### [Set problem]
In the material below, list every line carrying the string "представителю".

#### Listed entries ####

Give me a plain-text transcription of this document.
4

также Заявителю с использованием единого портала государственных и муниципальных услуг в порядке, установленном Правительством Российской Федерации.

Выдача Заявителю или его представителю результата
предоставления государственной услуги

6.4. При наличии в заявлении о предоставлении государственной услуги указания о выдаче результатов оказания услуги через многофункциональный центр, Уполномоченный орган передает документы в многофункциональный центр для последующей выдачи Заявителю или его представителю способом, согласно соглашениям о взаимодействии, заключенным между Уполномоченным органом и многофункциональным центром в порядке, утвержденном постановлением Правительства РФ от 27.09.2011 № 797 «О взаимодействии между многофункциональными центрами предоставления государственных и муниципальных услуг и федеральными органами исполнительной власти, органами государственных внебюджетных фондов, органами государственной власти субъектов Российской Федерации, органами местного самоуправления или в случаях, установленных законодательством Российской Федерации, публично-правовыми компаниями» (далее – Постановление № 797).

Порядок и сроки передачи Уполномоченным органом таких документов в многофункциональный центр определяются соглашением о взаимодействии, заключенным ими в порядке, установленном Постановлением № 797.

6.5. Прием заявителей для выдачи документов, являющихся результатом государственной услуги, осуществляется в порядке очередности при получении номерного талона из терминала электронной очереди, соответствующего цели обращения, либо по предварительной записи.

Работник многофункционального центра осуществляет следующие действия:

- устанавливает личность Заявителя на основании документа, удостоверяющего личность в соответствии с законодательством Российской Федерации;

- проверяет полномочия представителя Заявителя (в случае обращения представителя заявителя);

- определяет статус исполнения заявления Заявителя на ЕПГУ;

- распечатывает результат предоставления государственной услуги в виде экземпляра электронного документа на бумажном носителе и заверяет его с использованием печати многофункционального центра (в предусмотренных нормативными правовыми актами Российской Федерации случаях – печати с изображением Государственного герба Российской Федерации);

####

### [Answer to this task]
Выдача Заявителю или его представителю результата
6.4. При наличии в заявлении о предоставлении государственной услуги указания о выдаче результатов оказания услуги через многофункциональный центр, Уполномоченный орган передает документы в многофункциональный центр для последующей выдачи Заявителю или его представителю способом, согласно соглашениям о взаимодействии, заключенным между Уполномоченным органом и многофункциональным центром в порядке, утвержденном постановлением Правительства РФ от 27.09.2011 № 797 «О взаимодействии между многофункциональными центрами предоставления государственных и муниципальных услуг и федеральными органами исполнительной власти, органами государственных внебюджетных фондов, органами государственной власти субъектов Российской Федерации, органами местного самоуправления или в случаях, установленных законодательством Российской Федерации, публично-правовыми компаниями» (далее – Постановление № 797).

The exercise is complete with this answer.